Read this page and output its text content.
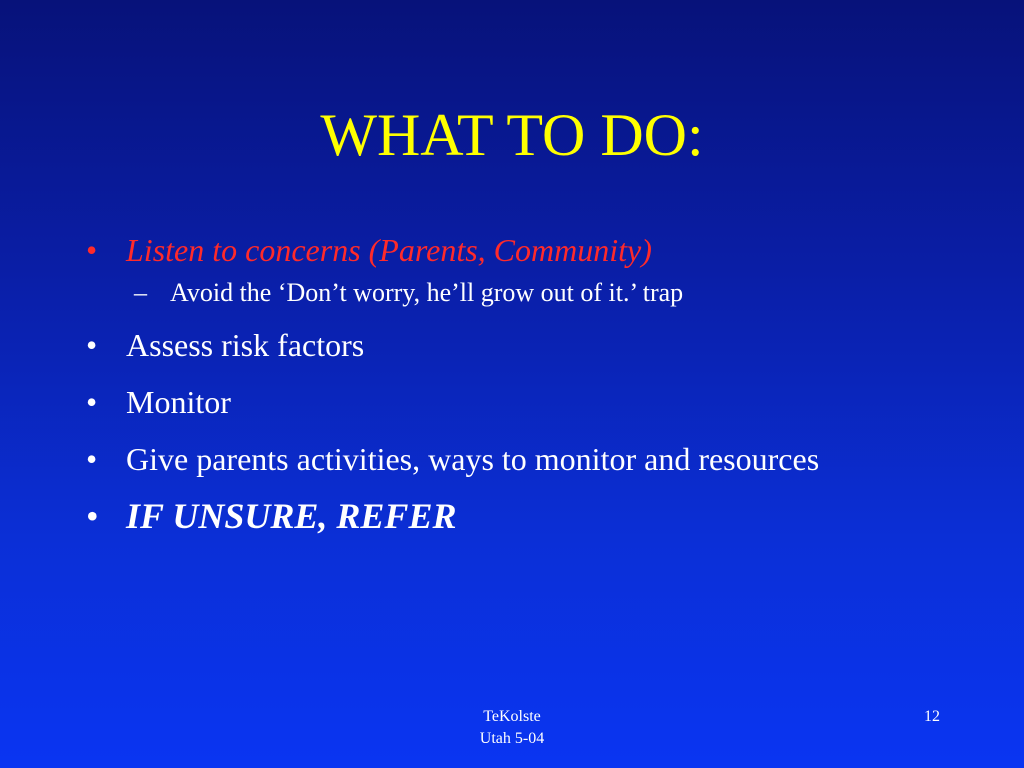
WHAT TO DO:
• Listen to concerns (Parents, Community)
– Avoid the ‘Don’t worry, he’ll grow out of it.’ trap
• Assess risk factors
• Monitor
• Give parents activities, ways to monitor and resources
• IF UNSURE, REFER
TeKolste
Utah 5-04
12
==
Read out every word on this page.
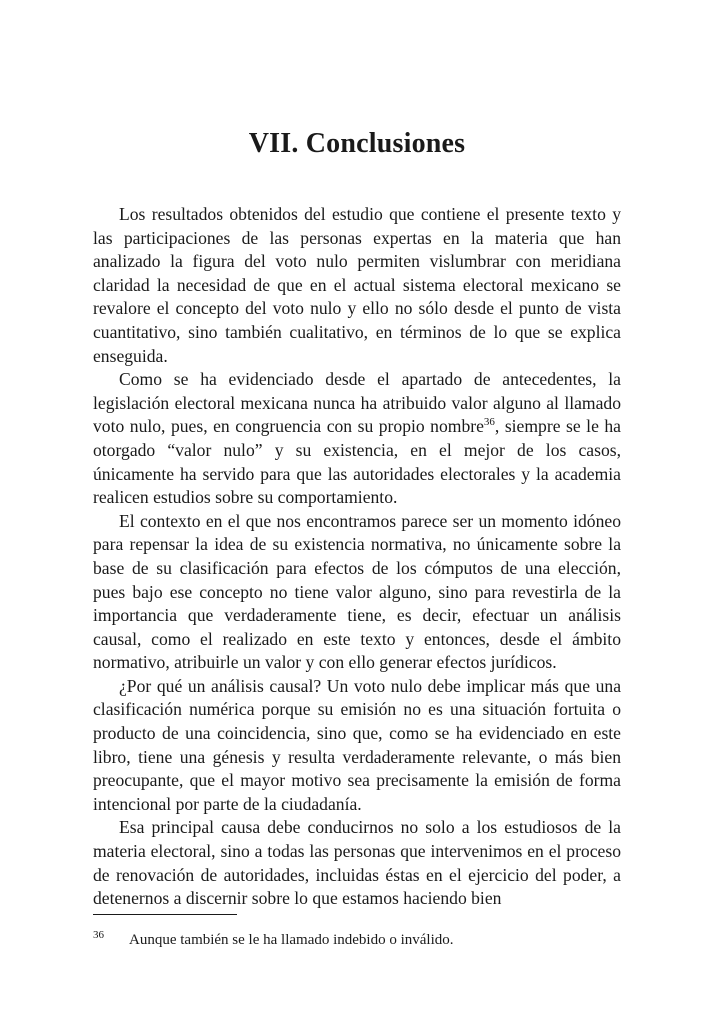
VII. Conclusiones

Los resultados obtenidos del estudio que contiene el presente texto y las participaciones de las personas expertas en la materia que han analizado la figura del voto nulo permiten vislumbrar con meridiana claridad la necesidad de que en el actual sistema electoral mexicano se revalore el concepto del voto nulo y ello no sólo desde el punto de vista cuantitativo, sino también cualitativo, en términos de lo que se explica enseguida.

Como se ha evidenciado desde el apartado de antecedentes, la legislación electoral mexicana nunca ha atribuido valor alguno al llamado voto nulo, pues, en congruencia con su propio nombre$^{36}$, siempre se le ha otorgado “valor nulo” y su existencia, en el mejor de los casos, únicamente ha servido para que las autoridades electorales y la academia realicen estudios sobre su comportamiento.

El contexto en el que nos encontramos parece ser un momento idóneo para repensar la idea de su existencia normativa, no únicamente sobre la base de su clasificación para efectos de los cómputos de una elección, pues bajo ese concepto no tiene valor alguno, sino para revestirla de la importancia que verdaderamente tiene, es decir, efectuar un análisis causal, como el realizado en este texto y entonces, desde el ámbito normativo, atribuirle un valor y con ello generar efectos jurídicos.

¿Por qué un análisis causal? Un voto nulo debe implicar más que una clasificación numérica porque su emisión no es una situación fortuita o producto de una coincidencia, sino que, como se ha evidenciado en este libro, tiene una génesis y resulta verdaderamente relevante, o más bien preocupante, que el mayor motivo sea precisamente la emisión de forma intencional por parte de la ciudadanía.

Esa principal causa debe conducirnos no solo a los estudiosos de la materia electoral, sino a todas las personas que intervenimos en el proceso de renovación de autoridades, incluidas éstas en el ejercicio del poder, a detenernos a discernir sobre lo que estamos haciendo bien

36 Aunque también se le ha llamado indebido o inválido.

**Direction**
Give nothing but the number of lines containing the string "this".

**Result of the task**
2